▶ _Your assignment_
Across the records below, how many lines include the word "home"? State only the number.

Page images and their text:
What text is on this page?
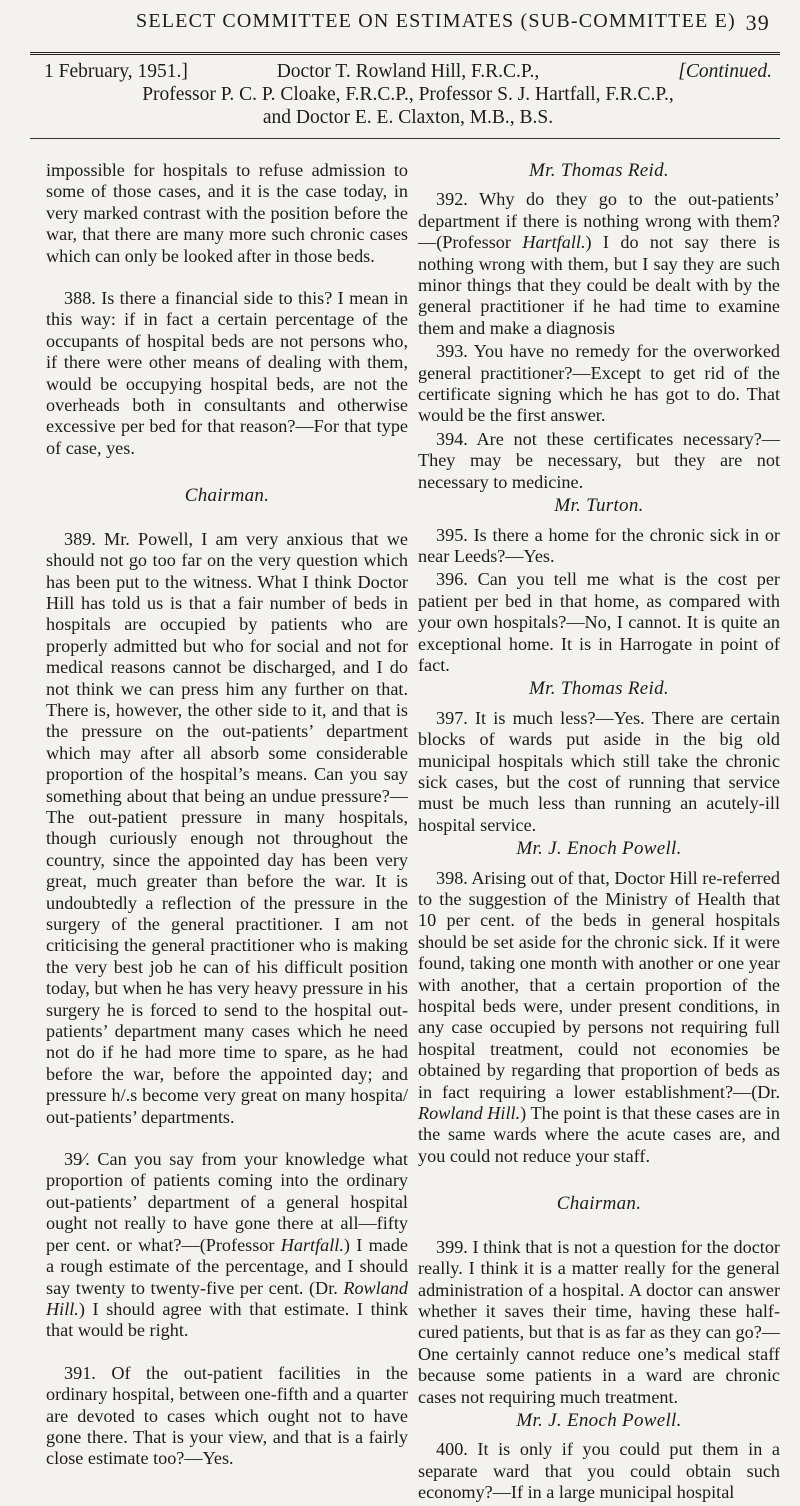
SELECT COMMITTEE ON ESTIMATES (SUB-COMMITTEE E) 39
1 February, 1951.]	[Continued.
Doctor T. Rowland Hill, F.R.C.P.,
Professor P. C. P. Cloake, F.R.C.P., Professor S. J. Hartfall, F.R.C.P.,
and Doctor E. E. Claxton, M.B., B.S.

impossible for hospitals to refuse admission to some of those cases, and it is the case today, in very marked contrast with the position before the war, that there are many more such chronic cases which can only be looked after in those beds.

388. Is there a financial side to this? I mean in this way: if in fact a certain percentage of the occupants of hospital beds are not persons who, if there were other means of dealing with them, would be occupying hospital beds, are not the overheads both in consultants and otherwise excessive per bed for that reason?—For that type of case, yes.

Chairman.

389. Mr. Powell, I am very anxious that we should not go too far on the very question which has been put to the witness. What I think Doctor Hill has told us is that a fair number of beds in hospitals are occupied by patients who are properly admitted but who for social and not for medical reasons cannot be discharged, and I do not think we can press him any further on that. There is, however, the other side to it, and that is the pressure on the out-patients’ department which may after all absorb some considerable proportion of the hospital’s means. Can you say something about that being an undue pressure?—The out-patient pressure in many hospitals, though curiously enough not throughout the country, since the appointed day has been very great, much greater than before the war. It is undoubtedly a reflection of the pressure in the surgery of the general practitioner. I am not criticising the general practitioner who is making the very best job he can of his difficult position today, but when he has very heavy pressure in his surgery he is forced to send to the hospital out-patients’ department many cases which he need not do if he had more time to spare, as he had before the war, before the appointed day; and pressure h/.s become very great on many hospita/ out-patients’ departments.

39⁄. Can you say from your knowledge what proportion of patients coming into the ordinary out-patients’ department of a general hospital ought not really to have gone there at all—fifty per cent. or what?—(Professor Hartfall.) I made a rough estimate of the percentage, and I should say twenty to twenty-five per cent. (Dr. Rowland Hill.) I should agree with that estimate. I think that would be right.

391. Of the out-patient facilities in the ordinary hospital, between one-fifth and a quarter are devoted to cases which ought not to have gone there. That is your view, and that is a fairly close estimate too?—Yes.

Mr. Thomas Reid.

392. Why do they go to the out-patients’ department if there is nothing wrong with them?—(Professor Hartfall.) I do not say there is nothing wrong with them, but I say they are such minor things that they could be dealt with by the general practitioner if he had time to examine them and make a diagnosis

393. You have no remedy for the overworked general practitioner?—Except to get rid of the certificate signing which he has got to do. That would be the first answer.

394. Are not these certificates necessary?—They may be necessary, but they are not necessary to medicine.

Mr. Turton.

395. Is there a home for the chronic sick in or near Leeds?—Yes.

396. Can you tell me what is the cost per patient per bed in that home, as compared with your own hospitals?—No, I cannot. It is quite an exceptional home. It is in Harrogate in point of fact.

Mr. Thomas Reid.

397. It is much less?—Yes. There are certain blocks of wards put aside in the big old municipal hospitals which still take the chronic sick cases, but the cost of running that service must be much less than running an acutely-ill hospital service.

Mr. J. Enoch Powell.

398. Arising out of that, Doctor Hill re-referred to the suggestion of the Ministry of Health that 10 per cent. of the beds in general hospitals should be set aside for the chronic sick. If it were found, taking one month with another or one year with another, that a certain proportion of the hospital beds were, under present conditions, in any case occupied by persons not requiring full hospital treatment, could not economies be obtained by regarding that proportion of beds as in fact requiring a lower establishment?—(Dr. Rowland Hill.) The point is that these cases are in the same wards where the acute cases are, and you could not reduce your staff.

Chairman.

399. I think that is not a question for the doctor really. I think it is a matter really for the general administration of a hospital. A doctor can answer whether it saves their time, having these half-cured patients, but that is as far as they can go?—One certainly cannot reduce one’s medical staff because some patients in a ward are chronic cases not requiring much treatment.

Mr. J. Enoch Powell.

400. It is only if you could put them in a separate ward that you could obtain such economy?—If in a large municipal hospital
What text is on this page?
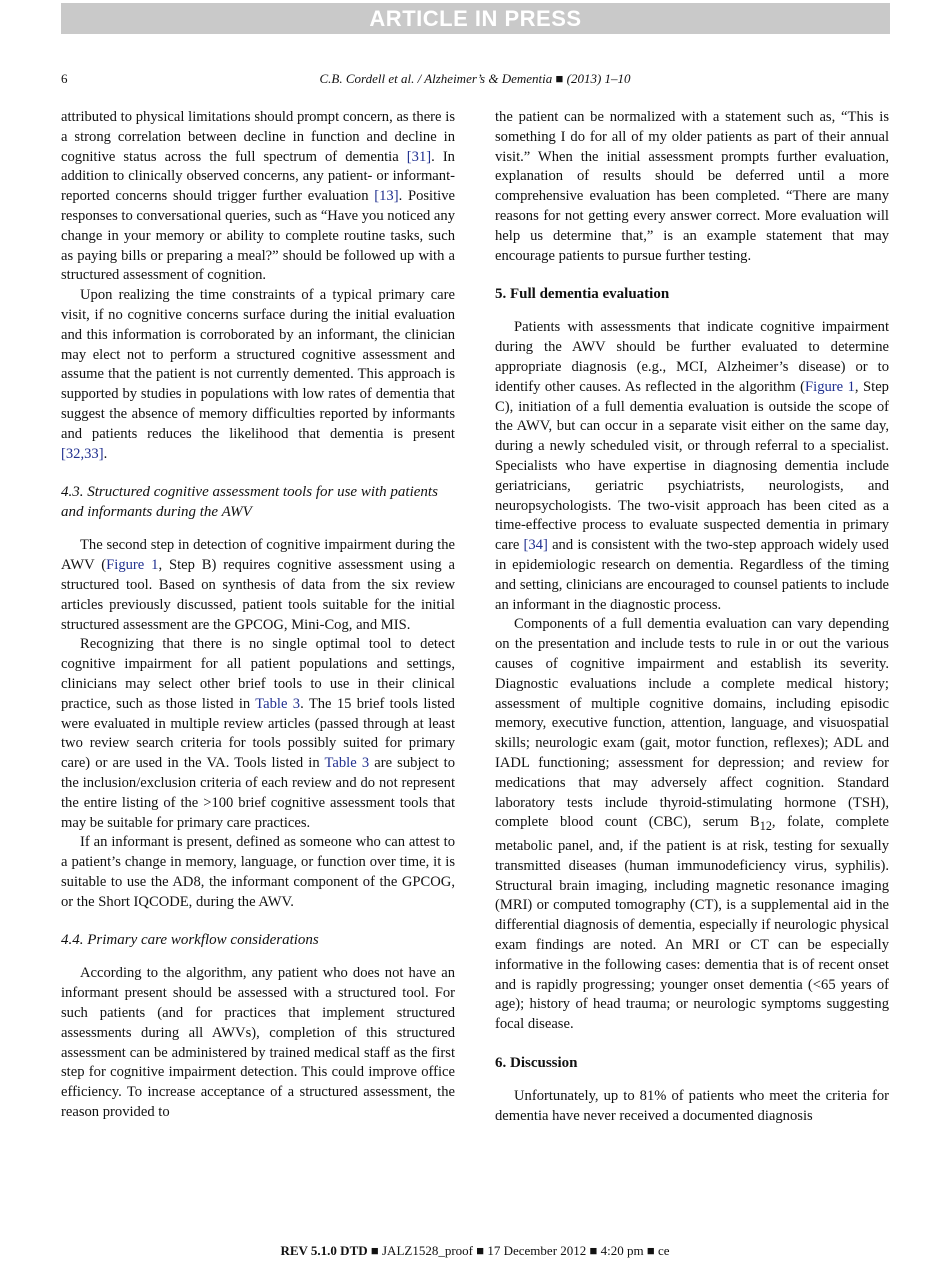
ARTICLE IN PRESS
6	C.B. Cordell et al. / Alzheimer’s & Dementia ■ (2013) 1–10

attributed to physical limitations should prompt concern, as there is a strong correlation between decline in function and decline in cognitive status across the full spectrum of dementia [31]. In addition to clinically observed concerns, any patient- or informant-reported concerns should trigger further evaluation [13]. Positive responses to conversational queries, such as “Have you noticed any change in your memory or ability to complete routine tasks, such as paying bills or preparing a meal?” should be followed up with a structured assessment of cognition.

Upon realizing the time constraints of a typical primary care visit, if no cognitive concerns surface during the initial evaluation and this information is corroborated by an informant, the clinician may elect not to perform a structured cognitive assessment and assume that the patient is not currently demented. This approach is supported by studies in populations with low rates of dementia that suggest the absence of memory difficulties reported by informants and patients reduces the likelihood that dementia is present [32,33].

4.3. Structured cognitive assessment tools for use with patients and informants during the AWV

The second step in detection of cognitive impairment during the AWV (Figure 1, Step B) requires cognitive assessment using a structured tool. Based on synthesis of data from the six review articles previously discussed, patient tools suitable for the initial structured assessment are the GPCOG, Mini-Cog, and MIS.

Recognizing that there is no single optimal tool to detect cognitive impairment for all patient populations and settings, clinicians may select other brief tools to use in their clinical practice, such as those listed in Table 3. The 15 brief tools listed were evaluated in multiple review articles (passed through at least two review search criteria for tools possibly suited for primary care) or are used in the VA. Tools listed in Table 3 are subject to the inclusion/exclusion criteria of each review and do not represent the entire listing of the >100 brief cognitive assessment tools that may be suitable for primary care practices.

If an informant is present, defined as someone who can attest to a patient’s change in memory, language, or function over time, it is suitable to use the AD8, the informant component of the GPCOG, or the Short IQCODE, during the AWV.

4.4. Primary care workflow considerations

According to the algorithm, any patient who does not have an informant present should be assessed with a structured tool. For such patients (and for practices that implement structured assessments during all AWVs), completion of this structured assessment can be administered by trained medical staff as the first step for cognitive impairment detection. This could improve office efficiency. To increase acceptance of a structured assessment, the reason provided to

the patient can be normalized with a statement such as, “This is something I do for all of my older patients as part of their annual visit.” When the initial assessment prompts further evaluation, explanation of results should be deferred until a more comprehensive evaluation has been completed. “There are many reasons for not getting every answer correct. More evaluation will help us determine that,” is an example statement that may encourage patients to pursue further testing.

5. Full dementia evaluation

Patients with assessments that indicate cognitive impairment during the AWV should be further evaluated to determine appropriate diagnosis (e.g., MCI, Alzheimer’s disease) or to identify other causes. As reflected in the algorithm (Figure 1, Step C), initiation of a full dementia evaluation is outside the scope of the AWV, but can occur in a separate visit either on the same day, during a newly scheduled visit, or through referral to a specialist. Specialists who have expertise in diagnosing dementia include geriatricians, geriatric psychiatrists, neurologists, and neuropsychologists. The two-visit approach has been cited as a time-effective process to evaluate suspected dementia in primary care [34] and is consistent with the two-step approach widely used in epidemiologic research on dementia. Regardless of the timing and setting, clinicians are encouraged to counsel patients to include an informant in the diagnostic process.

Components of a full dementia evaluation can vary depending on the presentation and include tests to rule in or out the various causes of cognitive impairment and establish its severity. Diagnostic evaluations include a complete medical history; assessment of multiple cognitive domains, including episodic memory, executive function, attention, language, and visuospatial skills; neurologic exam (gait, motor function, reflexes); ADL and IADL functioning; assessment for depression; and review for medications that may adversely affect cognition. Standard laboratory tests include thyroid-stimulating hormone (TSH), complete blood count (CBC), serum $B_{12}$, folate, complete metabolic panel, and, if the patient is at risk, testing for sexually transmitted diseases (human immunodeficiency virus, syphilis). Structural brain imaging, including magnetic resonance imaging (MRI) or computed tomography (CT), is a supplemental aid in the differential diagnosis of dementia, especially if neurologic physical exam findings are noted. An MRI or CT can be especially informative in the following cases: dementia that is of recent onset and is rapidly progressing; younger onset dementia (<65 years of age); history of head trauma; or neurologic symptoms suggesting focal disease.

6. Discussion

Unfortunately, up to 81% of patients who meet the criteria for dementia have never received a documented diagnosis

REV 5.1.0 DTD ■ JALZ1528_proof ■ 17 December 2012 ■ 4:20 pm ■ ce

▶ _Response below_
2